§ **Data supplied**
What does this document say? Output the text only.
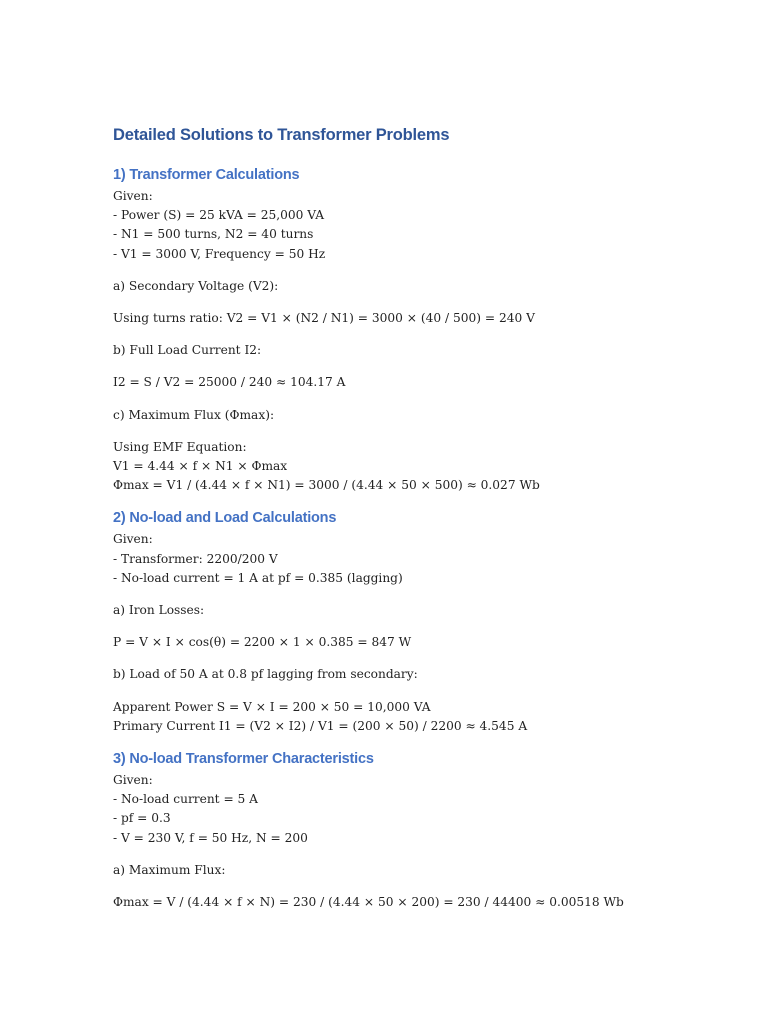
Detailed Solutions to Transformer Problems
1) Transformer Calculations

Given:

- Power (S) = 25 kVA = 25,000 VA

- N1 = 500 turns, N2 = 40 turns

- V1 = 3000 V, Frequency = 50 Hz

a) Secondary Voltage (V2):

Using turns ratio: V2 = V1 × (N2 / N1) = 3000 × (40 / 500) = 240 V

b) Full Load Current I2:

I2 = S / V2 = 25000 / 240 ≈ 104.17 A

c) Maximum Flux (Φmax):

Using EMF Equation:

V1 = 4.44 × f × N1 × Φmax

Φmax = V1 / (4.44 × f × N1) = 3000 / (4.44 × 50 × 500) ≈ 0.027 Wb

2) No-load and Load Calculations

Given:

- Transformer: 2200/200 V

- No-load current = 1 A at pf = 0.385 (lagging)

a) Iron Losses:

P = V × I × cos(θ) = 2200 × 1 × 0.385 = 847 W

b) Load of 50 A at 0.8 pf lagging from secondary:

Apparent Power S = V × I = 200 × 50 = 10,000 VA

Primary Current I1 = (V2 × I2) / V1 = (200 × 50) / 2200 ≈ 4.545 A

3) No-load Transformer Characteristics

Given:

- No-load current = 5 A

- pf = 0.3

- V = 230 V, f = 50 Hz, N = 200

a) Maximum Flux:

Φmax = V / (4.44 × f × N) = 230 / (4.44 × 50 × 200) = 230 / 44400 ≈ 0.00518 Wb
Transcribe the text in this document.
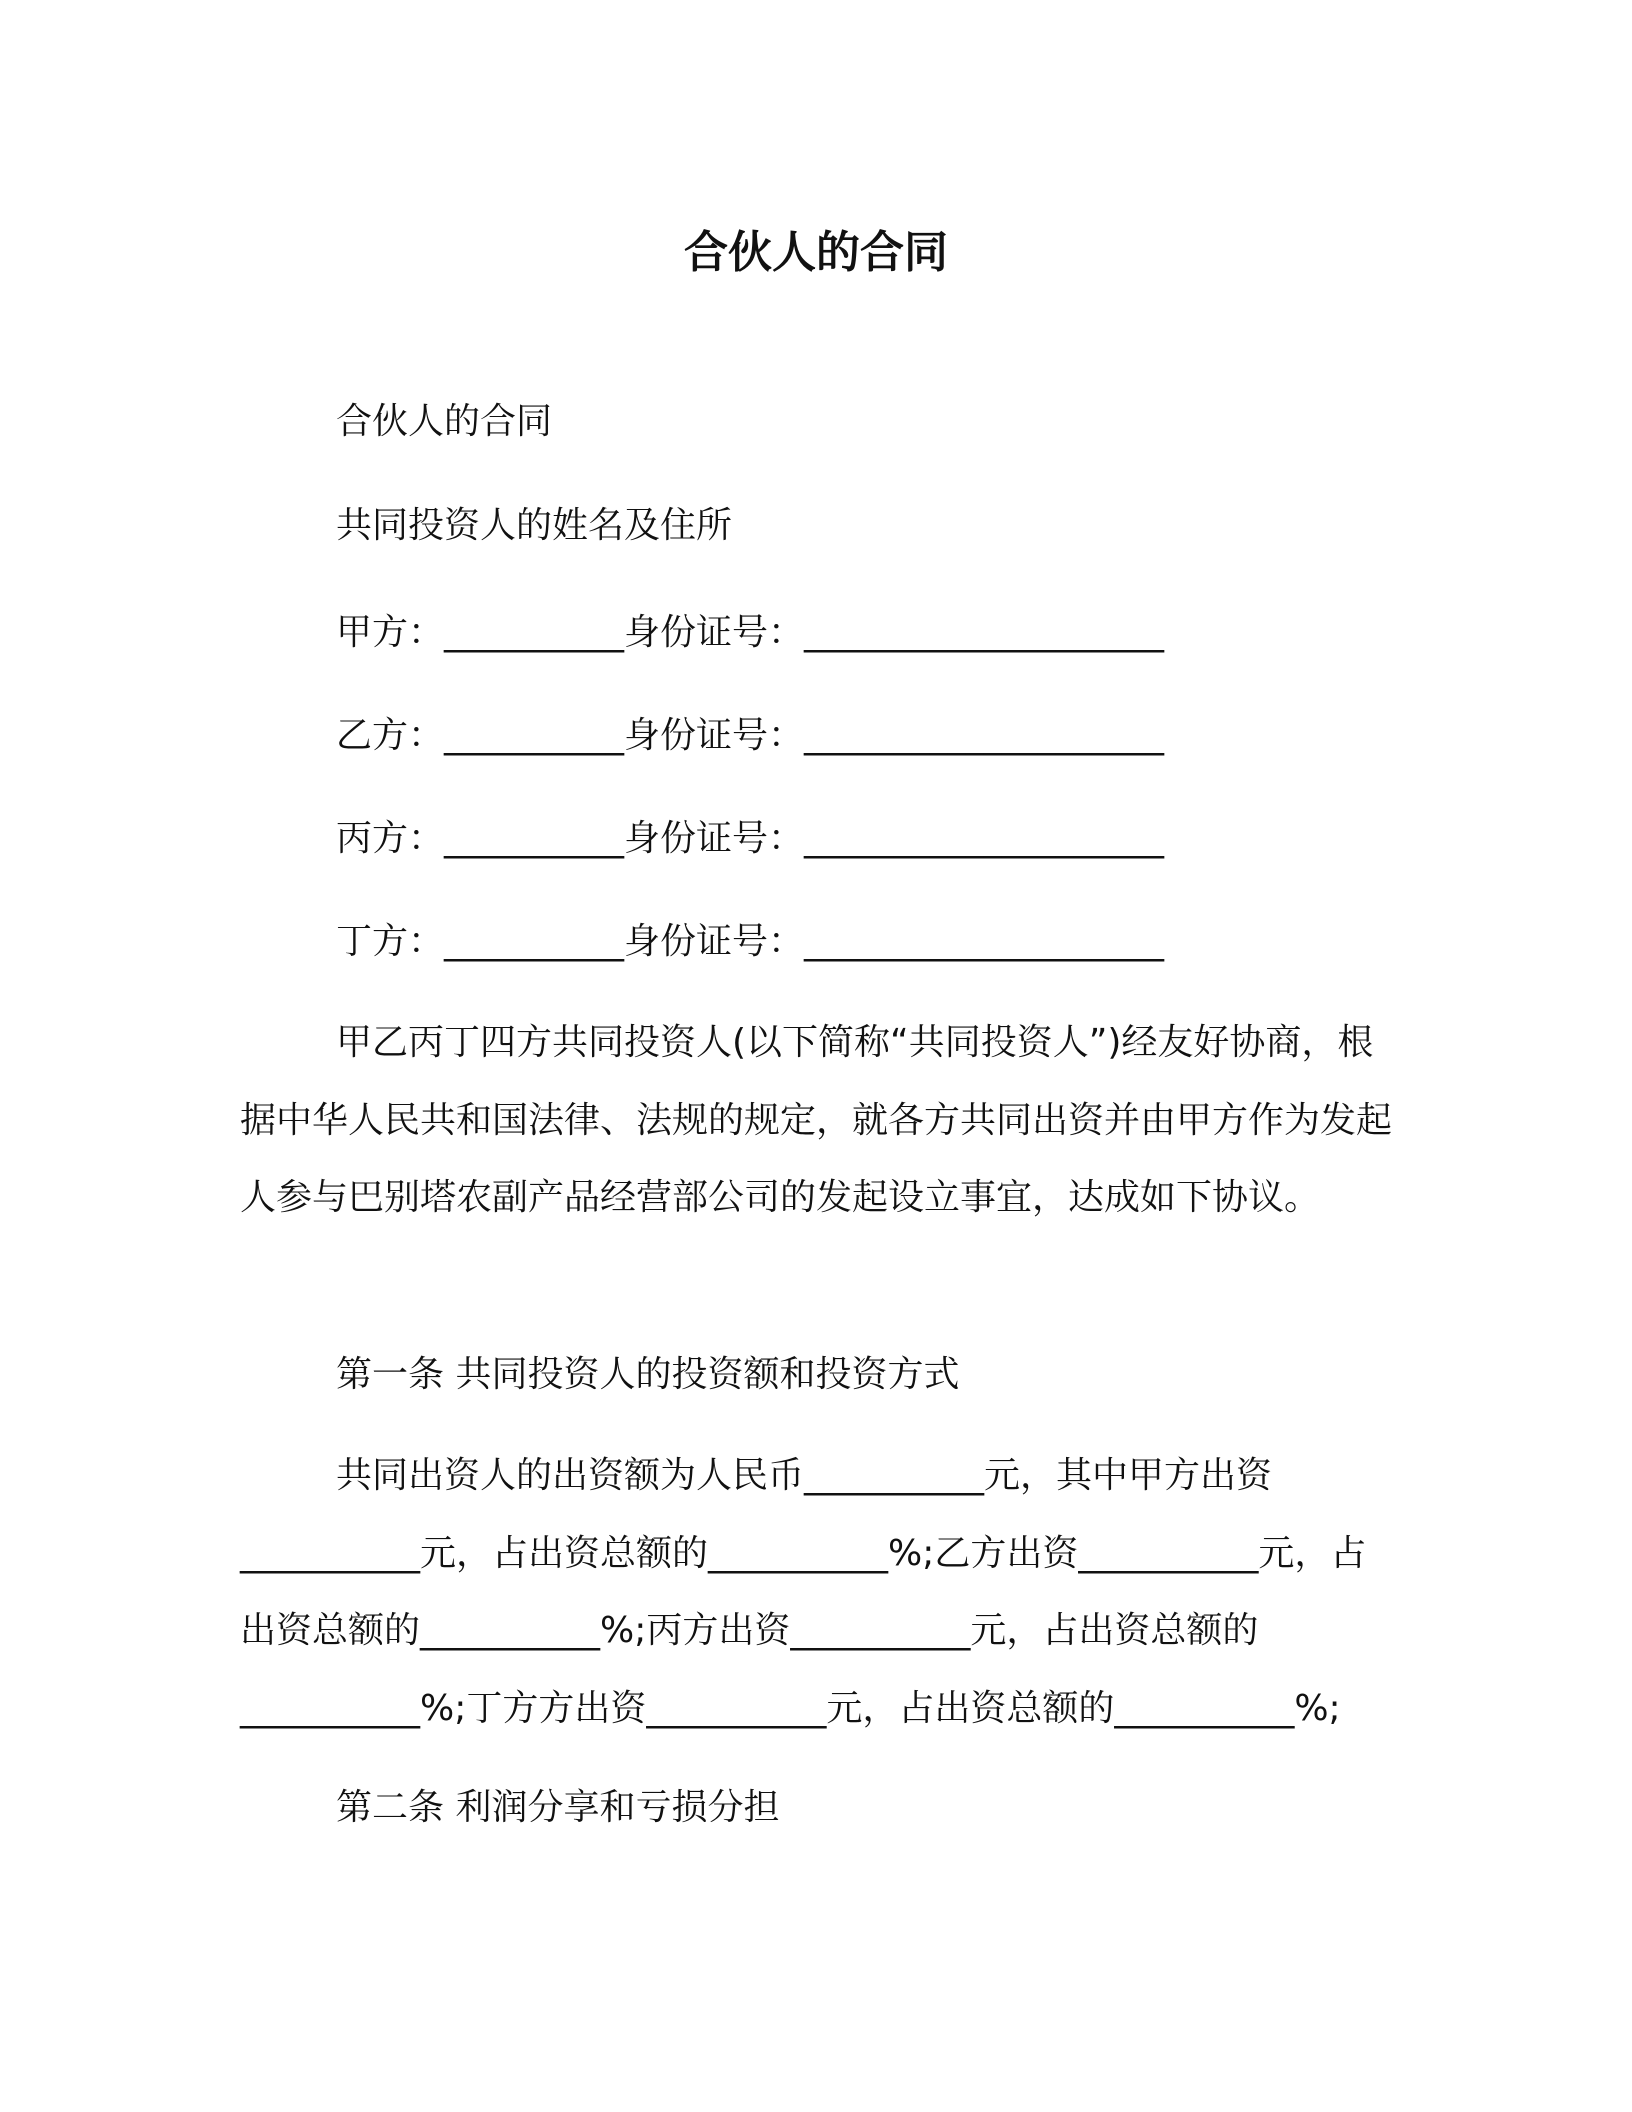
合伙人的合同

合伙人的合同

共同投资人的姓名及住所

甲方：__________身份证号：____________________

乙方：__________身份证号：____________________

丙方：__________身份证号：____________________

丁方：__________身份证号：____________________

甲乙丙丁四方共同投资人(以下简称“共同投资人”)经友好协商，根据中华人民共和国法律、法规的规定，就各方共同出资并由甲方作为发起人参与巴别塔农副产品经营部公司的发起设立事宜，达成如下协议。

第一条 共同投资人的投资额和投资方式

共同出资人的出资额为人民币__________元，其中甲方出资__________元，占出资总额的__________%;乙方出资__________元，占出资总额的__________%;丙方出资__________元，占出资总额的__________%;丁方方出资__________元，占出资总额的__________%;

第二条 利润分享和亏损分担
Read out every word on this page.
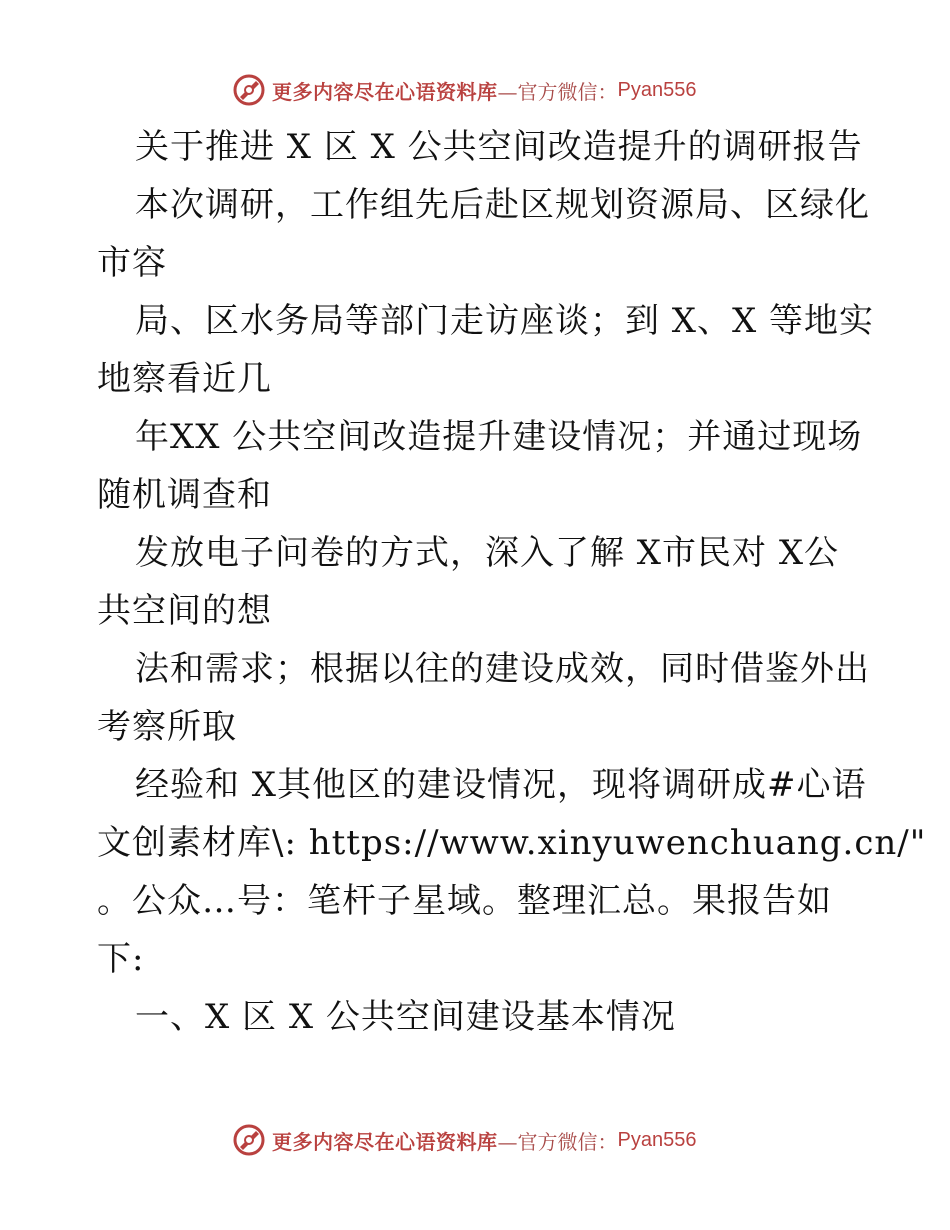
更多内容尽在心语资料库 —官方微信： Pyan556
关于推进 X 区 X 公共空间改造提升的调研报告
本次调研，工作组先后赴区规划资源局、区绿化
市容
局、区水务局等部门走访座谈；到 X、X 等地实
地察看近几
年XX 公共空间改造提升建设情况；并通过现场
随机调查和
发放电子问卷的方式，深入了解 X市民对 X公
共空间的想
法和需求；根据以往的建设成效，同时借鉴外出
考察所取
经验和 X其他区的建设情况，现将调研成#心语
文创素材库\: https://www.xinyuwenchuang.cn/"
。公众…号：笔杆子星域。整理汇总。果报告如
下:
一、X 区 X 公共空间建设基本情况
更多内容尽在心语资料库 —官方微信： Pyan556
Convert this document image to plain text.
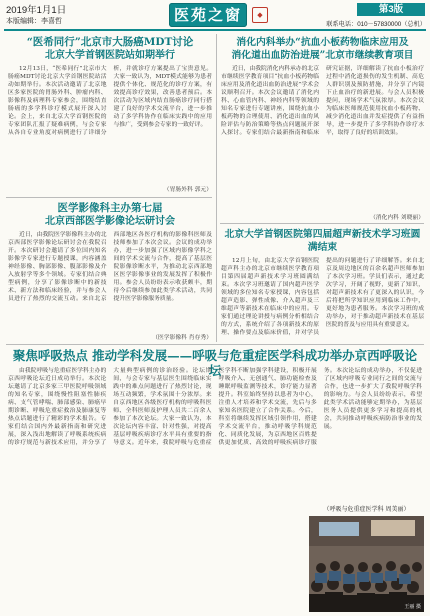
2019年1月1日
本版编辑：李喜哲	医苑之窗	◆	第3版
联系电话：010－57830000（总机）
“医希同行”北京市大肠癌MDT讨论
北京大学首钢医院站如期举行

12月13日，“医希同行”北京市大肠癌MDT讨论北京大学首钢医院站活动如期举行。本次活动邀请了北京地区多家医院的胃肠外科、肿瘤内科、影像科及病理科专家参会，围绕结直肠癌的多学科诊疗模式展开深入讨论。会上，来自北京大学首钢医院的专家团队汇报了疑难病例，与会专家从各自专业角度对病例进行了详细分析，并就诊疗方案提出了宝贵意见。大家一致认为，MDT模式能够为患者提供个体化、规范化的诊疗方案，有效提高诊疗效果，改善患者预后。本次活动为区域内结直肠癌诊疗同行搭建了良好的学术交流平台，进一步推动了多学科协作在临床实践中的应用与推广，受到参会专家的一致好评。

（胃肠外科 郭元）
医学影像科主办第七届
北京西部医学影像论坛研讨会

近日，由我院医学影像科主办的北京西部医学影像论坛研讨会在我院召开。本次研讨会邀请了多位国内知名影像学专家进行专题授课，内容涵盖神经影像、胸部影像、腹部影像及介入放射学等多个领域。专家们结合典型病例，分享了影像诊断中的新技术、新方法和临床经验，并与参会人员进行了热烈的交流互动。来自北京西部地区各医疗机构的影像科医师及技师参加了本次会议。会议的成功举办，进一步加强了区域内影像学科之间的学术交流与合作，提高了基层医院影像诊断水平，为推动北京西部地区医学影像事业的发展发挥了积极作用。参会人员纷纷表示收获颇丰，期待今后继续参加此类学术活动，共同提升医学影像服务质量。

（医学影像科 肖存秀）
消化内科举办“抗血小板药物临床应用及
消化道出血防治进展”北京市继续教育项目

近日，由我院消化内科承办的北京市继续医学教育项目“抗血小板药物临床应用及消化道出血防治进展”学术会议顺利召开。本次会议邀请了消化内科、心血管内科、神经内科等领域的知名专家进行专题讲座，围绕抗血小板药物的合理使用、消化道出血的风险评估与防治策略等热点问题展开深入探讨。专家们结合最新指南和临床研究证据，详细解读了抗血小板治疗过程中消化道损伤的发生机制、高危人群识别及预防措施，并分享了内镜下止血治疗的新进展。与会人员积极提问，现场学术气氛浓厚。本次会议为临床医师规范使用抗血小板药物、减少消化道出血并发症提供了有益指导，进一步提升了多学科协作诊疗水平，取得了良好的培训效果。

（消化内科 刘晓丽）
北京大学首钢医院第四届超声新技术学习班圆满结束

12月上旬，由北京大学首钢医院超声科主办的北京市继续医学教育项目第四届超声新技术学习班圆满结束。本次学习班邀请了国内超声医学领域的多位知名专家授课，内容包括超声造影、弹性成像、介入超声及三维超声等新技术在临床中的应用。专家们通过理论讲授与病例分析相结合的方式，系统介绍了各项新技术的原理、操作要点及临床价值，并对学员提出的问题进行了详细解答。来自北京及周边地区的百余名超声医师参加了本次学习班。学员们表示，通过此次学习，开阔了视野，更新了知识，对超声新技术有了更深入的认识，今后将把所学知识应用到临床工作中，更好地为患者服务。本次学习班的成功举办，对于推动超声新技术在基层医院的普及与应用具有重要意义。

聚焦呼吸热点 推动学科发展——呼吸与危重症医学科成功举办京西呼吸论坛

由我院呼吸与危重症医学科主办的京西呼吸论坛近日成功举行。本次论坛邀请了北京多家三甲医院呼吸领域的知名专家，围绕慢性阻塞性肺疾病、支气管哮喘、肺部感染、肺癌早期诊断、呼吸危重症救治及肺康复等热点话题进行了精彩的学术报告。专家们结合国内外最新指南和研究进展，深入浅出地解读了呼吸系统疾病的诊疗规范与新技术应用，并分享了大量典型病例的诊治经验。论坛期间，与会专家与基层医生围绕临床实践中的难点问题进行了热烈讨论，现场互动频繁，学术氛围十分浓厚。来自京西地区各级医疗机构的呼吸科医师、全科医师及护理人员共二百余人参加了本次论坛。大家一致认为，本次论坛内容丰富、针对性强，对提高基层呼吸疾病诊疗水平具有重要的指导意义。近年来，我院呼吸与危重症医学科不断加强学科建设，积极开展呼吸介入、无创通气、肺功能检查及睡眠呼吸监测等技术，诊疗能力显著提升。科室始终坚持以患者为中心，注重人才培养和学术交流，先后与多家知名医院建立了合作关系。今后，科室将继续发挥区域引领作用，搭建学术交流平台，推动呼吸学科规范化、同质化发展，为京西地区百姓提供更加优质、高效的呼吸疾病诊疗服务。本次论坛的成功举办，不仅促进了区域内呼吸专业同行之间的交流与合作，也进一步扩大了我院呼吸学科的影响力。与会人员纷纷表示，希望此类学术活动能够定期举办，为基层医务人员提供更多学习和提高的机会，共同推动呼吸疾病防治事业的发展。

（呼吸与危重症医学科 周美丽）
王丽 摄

§ **Required task**
Lines containing the word "turns" must all be returned from the material above.

§ **Finished task**
- N1 = 500 turns, N2 = 40 turns
Using turns ratio: V2 = V1 × (N2 / N1) = 3000 × (40 / 500) = 240 V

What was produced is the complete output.